Stated exercise: Reproduce the records below exactly as given.

[Rows from a dataset]
(begin)

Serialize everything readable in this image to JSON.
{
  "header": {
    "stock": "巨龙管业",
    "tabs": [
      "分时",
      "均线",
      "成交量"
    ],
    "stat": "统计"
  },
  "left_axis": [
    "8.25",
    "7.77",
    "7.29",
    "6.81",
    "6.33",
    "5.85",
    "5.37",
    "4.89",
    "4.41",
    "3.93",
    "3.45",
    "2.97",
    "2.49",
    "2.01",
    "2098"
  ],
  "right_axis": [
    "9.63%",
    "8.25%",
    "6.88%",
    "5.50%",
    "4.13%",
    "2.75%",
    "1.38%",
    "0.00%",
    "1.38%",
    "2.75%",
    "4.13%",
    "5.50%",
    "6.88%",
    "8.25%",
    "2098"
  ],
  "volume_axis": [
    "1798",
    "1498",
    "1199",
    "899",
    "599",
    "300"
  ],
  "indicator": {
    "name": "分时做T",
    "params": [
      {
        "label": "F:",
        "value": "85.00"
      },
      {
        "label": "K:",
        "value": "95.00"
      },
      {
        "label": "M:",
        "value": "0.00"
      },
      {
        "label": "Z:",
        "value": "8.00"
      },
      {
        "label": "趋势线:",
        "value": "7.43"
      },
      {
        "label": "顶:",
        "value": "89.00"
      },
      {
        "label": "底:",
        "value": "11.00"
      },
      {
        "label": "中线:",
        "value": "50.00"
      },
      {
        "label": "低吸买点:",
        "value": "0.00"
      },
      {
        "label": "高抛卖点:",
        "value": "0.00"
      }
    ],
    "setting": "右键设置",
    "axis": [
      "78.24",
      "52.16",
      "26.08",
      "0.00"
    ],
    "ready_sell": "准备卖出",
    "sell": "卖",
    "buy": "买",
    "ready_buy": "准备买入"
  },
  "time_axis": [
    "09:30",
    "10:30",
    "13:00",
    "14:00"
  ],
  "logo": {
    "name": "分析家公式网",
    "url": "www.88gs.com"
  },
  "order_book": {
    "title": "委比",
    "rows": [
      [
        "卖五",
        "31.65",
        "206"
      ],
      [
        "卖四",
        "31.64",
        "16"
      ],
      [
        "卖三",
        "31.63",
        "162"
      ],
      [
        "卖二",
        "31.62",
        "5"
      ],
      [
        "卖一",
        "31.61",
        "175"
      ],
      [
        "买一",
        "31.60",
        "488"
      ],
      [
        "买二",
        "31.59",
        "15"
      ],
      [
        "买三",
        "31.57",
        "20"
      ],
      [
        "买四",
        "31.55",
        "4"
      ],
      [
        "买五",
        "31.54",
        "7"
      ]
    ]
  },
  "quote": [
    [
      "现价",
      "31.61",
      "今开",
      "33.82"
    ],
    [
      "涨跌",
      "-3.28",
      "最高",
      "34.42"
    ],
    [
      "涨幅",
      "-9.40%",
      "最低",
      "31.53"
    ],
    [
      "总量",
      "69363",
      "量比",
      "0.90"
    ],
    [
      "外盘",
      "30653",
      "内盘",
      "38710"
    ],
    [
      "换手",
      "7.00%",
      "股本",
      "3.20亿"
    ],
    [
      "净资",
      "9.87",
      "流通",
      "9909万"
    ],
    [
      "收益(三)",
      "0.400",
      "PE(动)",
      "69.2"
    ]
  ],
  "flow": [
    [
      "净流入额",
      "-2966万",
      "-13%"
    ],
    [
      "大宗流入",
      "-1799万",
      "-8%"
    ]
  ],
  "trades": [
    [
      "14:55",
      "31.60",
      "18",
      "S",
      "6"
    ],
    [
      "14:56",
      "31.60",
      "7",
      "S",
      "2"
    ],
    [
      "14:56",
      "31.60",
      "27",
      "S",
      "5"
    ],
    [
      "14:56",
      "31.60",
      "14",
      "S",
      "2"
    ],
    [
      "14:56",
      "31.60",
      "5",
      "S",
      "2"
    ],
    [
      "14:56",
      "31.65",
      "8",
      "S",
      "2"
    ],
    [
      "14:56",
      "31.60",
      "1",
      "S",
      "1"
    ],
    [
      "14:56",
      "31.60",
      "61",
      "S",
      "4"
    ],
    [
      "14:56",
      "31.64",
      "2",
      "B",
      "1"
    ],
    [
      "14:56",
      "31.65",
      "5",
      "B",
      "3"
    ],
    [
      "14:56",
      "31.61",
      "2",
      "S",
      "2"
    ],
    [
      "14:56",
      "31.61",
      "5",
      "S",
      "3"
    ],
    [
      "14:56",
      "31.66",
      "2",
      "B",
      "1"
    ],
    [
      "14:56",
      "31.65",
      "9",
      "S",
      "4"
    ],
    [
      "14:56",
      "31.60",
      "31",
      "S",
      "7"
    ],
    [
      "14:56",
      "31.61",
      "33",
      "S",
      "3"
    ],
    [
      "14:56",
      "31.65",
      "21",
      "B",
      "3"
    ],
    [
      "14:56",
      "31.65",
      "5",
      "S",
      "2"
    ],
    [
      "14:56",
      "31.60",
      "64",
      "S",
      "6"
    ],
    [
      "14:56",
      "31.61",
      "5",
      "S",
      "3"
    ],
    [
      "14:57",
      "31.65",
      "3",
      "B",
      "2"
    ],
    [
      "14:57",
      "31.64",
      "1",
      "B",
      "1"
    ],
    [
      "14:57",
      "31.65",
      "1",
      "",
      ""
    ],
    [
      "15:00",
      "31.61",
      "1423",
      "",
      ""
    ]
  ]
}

(end)

The result:
Serialize everything readable in this image to JSON.
{
  "header": {
    "stock": "巨龙管业",
    "tabs": [
      "分时",
      "均线",
      "成交量"
    ],
    "stat": "统计"
  },
  "left_axis": [
    "8.25",
    "7.77",
    "7.29",
    "6.81",
    "6.33",
    "5.85",
    "5.37",
    "4.89",
    "4.41",
    "3.93",
    "3.45",
    "2.97",
    "2.49",
    "2.01",
    "2098"
  ],
  "right_axis": [
    "9.63%",
    "8.25%",
    "6.88%",
    "5.50%",
    "4.13%",
    "2.75%",
    "1.38%",
    "0.00%",
    "1.38%",
    "2.75%",
    "4.13%",
    "5.50%",
    "6.88%",
    "8.25%",
    "2098"
  ],
  "volume_axis": [
    "1798",
    "1498",
    "1199",
    "899",
    "599",
    "300"
  ],
  "indicator": {
    "name": "分时做T",
    "params": [
      {
        "label": "F:",
        "value": "85.00"
      },
      {
        "label": "K:",
        "value": "95.00"
      },
      {
        "label": "M:",
        "value": "0.00"
      },
      {
        "label": "Z:",
        "value": "8.00"
      },
      {
        "label": "趋势线:",
        "value": "7.43"
      },
      {
        "label": "顶:",
        "value": "89.00"
      },
      {
        "label": "底:",
        "value": "11.00"
      },
      {
        "label": "中线:",
        "value": "50.00"
      },
      {
        "label": "低吸买点:",
        "value": "0.00"
      },
      {
        "label": "高抛卖点:",
        "value": "0.00"
      }
    ],
    "setting": "右键设置",
    "axis": [
      "78.24",
      "52.16",
      "26.08",
      "0.00"
    ],
    "ready_sell": "准备卖出",
    "sell": "卖",
    "buy": "买",
    "ready_buy": "准备买入"
  },
  "time_axis": [
    "09:30",
    "10:30",
    "13:00",
    "14:00"
  ],
  "logo": {
    "name": "分析家公式网",
    "url": "www.88gs.com"
  },
  "order_book": {
    "title": "委比",
    "rows": [
      [
        "卖五",
        "31.65",
        "206"
      ],
      [
        "卖四",
        "31.64",
        "16"
      ],
      [
        "卖三",
        "31.63",
        "162"
      ],
      [
        "卖二",
        "31.62",
        "5"
      ],
      [
        "卖一",
        "31.61",
        "175"
      ],
      [
        "买一",
        "31.60",
        "488"
      ],
      [
        "买二",
        "31.59",
        "15"
      ],
      [
        "买三",
        "31.57",
        "20"
      ],
      [
        "买四",
        "31.55",
        "4"
      ],
      [
        "买五",
        "31.54",
        "7"
      ]
    ]
  },
  "quote": [
    [
      "现价",
      "31.61",
      "今开",
      "33.82"
    ],
    [
      "涨跌",
      "-3.28",
      "最高",
      "34.42"
    ],
    [
      "涨幅",
      "-9.40%",
      "最低",
      "31.53"
    ],
    [
      "总量",
      "69363",
      "量比",
      "0.90"
    ],
    [
      "外盘",
      "30653",
      "内盘",
      "38710"
    ],
    [
      "换手",
      "7.00%",
      "股本",
      "3.20亿"
    ],
    [
      "净资",
      "9.87",
      "流通",
      "9909万"
    ],
    [
      "收益(三)",
      "0.400",
      "PE(动)",
      "69.2"
    ]
  ],
  "flow": [
    [
      "净流入额",
      "-2966万",
      "-13%"
    ],
    [
      "大宗流入",
      "-1799万",
      "-8%"
    ]
  ],
  "trades": [
    [
      "14:55",
      "31.60",
      "18",
      "S",
      "6"
    ],
    [
      "14:56",
      "31.60",
      "7",
      "S",
      "2"
    ],
    [
      "14:56",
      "31.60",
      "27",
      "S",
      "5"
    ],
    [
      "14:56",
      "31.60",
      "14",
      "S",
      "2"
    ],
    [
      "14:56",
      "31.60",
      "5",
      "S",
      "2"
    ],
    [
      "14:56",
      "31.65",
      "8",
      "S",
      "2"
    ],
    [
      "14:56",
      "31.60",
      "1",
      "S",
      "1"
    ],
    [
      "14:56",
      "31.60",
      "61",
      "S",
      "4"
    ],
    [
      "14:56",
      "31.64",
      "2",
      "B",
      "1"
    ],
    [
      "14:56",
      "31.65",
      "5",
      "B",
      "3"
    ],
    [
      "14:56",
      "31.61",
      "2",
      "S",
      "2"
    ],
    [
      "14:56",
      "31.61",
      "5",
      "S",
      "3"
    ],
    [
      "14:56",
      "31.66",
      "2",
      "B",
      "1"
    ],
    [
      "14:56",
      "31.65",
      "9",
      "S",
      "4"
    ],
    [
      "14:56",
      "31.60",
      "31",
      "S",
      "7"
    ],
    [
      "14:56",
      "31.61",
      "33",
      "S",
      "3"
    ],
    [
      "14:56",
      "31.65",
      "21",
      "B",
      "3"
    ],
    [
      "14:56",
      "31.65",
      "5",
      "S",
      "2"
    ],
    [
      "14:56",
      "31.60",
      "64",
      "S",
      "6"
    ],
    [
      "14:56",
      "31.61",
      "5",
      "S",
      "3"
    ],
    [
      "14:57",
      "31.65",
      "3",
      "B",
      "2"
    ],
    [
      "14:57",
      "31.64",
      "1",
      "B",
      "1"
    ],
    [
      "14:57",
      "31.65",
      "1",
      "",
      ""
    ],
    [
      "15:00",
      "31.61",
      "1423",
      "",
      ""
    ]
  ]
}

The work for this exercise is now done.